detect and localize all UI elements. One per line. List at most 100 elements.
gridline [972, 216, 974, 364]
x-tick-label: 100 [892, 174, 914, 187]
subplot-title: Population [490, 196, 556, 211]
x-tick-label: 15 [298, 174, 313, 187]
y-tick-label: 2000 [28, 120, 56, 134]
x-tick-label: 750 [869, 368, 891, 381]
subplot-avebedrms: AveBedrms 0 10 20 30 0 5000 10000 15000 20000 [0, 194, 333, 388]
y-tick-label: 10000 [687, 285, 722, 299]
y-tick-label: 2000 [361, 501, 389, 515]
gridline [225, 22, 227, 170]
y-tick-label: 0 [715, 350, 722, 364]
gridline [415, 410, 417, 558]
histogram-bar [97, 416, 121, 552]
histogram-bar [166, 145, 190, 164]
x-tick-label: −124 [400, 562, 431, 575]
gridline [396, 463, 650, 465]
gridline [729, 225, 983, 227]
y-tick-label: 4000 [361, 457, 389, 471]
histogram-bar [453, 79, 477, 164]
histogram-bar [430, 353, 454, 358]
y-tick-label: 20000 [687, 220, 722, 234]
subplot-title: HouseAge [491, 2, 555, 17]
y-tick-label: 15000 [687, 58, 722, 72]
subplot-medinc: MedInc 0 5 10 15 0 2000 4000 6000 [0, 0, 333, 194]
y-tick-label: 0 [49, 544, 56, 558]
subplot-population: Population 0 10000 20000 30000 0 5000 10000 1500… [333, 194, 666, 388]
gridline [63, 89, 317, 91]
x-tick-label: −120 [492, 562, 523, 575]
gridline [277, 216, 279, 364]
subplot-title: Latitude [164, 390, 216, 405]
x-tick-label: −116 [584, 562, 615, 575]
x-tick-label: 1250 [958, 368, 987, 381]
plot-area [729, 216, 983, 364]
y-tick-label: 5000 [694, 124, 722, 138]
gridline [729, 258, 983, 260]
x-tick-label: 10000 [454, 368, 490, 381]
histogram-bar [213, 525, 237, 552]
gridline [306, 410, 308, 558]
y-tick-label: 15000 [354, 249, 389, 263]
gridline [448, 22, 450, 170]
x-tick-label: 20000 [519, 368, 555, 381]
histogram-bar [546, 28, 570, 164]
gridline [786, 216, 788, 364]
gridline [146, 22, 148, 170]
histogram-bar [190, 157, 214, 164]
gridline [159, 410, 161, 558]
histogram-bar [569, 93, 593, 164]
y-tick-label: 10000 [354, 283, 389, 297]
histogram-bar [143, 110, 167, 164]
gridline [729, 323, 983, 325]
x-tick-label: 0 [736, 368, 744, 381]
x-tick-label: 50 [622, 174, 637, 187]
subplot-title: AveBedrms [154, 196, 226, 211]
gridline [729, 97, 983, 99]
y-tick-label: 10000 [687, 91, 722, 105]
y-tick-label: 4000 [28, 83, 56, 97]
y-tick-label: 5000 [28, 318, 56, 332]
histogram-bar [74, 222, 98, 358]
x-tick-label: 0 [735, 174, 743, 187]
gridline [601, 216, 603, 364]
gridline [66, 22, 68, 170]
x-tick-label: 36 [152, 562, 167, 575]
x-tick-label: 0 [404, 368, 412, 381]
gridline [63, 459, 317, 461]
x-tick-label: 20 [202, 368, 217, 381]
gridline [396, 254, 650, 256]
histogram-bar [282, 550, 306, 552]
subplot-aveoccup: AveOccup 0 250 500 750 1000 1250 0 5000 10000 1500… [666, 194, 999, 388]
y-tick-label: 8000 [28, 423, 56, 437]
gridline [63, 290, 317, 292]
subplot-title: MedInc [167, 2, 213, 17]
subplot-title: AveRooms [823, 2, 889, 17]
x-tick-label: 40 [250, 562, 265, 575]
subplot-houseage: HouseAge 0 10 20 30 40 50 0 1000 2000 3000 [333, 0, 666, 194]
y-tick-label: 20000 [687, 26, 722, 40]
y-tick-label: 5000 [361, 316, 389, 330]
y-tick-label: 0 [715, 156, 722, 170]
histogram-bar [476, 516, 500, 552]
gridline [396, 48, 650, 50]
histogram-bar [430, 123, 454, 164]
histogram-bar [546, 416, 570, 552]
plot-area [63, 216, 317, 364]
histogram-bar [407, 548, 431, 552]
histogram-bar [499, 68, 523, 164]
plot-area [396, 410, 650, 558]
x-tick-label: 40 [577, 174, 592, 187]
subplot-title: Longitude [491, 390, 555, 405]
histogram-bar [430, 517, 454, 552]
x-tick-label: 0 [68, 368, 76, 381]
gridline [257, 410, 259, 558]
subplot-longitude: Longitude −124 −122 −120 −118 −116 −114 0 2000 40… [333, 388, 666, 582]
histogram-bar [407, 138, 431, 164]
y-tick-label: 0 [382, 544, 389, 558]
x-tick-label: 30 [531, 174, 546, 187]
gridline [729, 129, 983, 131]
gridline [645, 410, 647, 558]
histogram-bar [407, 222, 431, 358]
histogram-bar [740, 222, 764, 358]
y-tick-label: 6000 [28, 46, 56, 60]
◇ ◇ ◇ ◇
OBJECTIVE: Starting with the first line of the records and going on through the line with "y-tick-label: 2000 [28, 120, 56, 134]", rename "Population" as "Inhabitants", leaving all else unchanged, and give only those lines.

OUTPUT FOR THIS TASK:
detect and localize all UI elements. One per line. List at most 100 elements.
gridline [972, 216, 974, 364]
x-tick-label: 100 [892, 174, 914, 187]
subplot-title: Inhabitants [490, 196, 556, 211]
x-tick-label: 15 [298, 174, 313, 187]
y-tick-label: 2000 [28, 120, 56, 134]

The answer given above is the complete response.